A run of records:

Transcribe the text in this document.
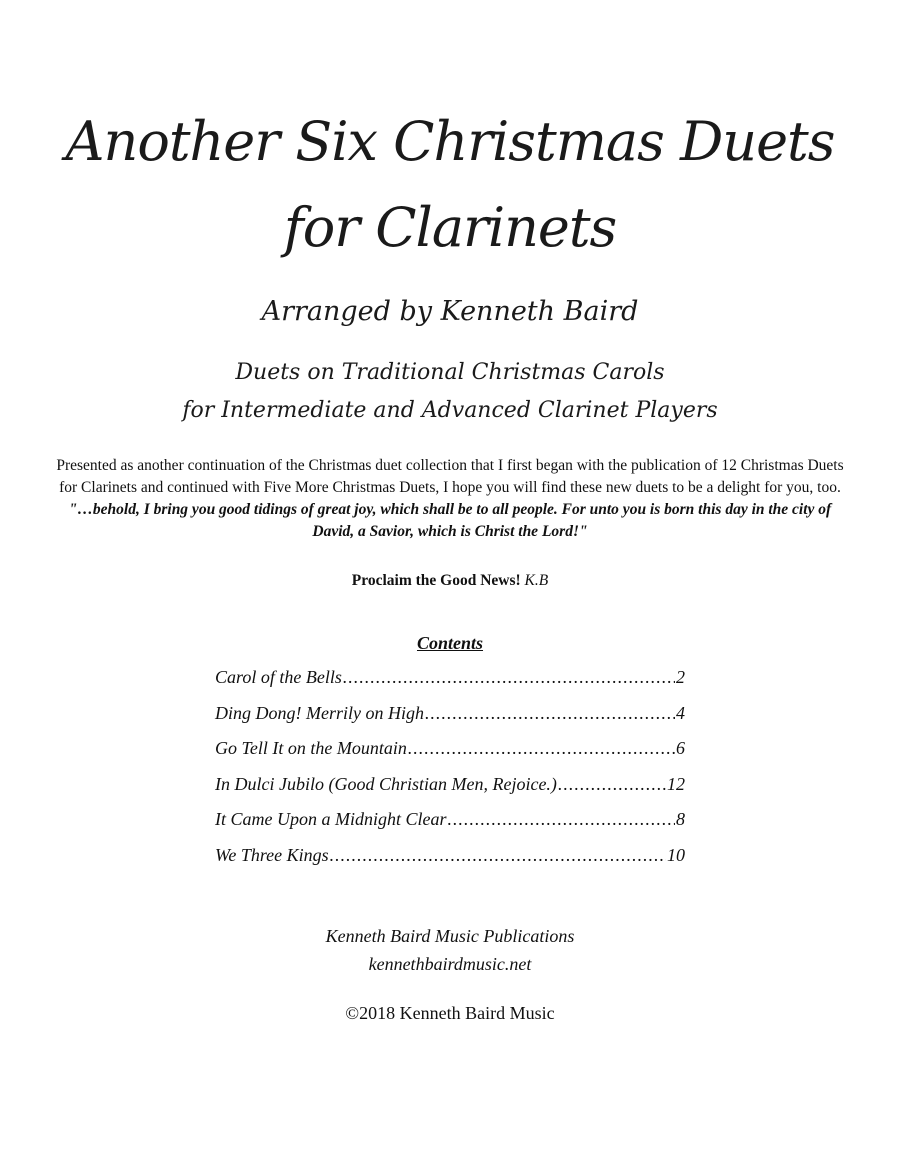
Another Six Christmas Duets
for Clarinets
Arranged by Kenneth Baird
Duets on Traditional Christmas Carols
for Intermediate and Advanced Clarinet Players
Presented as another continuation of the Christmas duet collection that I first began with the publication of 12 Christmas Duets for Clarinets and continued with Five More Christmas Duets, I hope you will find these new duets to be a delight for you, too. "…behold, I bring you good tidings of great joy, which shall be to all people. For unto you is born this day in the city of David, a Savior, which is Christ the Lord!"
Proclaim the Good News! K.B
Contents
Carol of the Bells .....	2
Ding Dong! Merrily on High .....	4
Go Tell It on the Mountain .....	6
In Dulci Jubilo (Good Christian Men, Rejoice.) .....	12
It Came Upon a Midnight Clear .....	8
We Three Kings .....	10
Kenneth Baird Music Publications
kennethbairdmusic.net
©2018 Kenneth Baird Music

Work instructions:
Check each line of the records above for "this", and copy those that have it.

Full response:
Transcribe the text in this document.
Presented as another continuation of the Christmas duet collection that I first began with the publication of 12 Christmas Duets for Clarinets and continued with Five More Christmas Duets, I hope you will find these new duets to be a delight for you, too. "…behold, I bring you good tidings of great joy, which shall be to all people. For unto you is born this day in the city of David, a Savior, which is Christ the Lord!"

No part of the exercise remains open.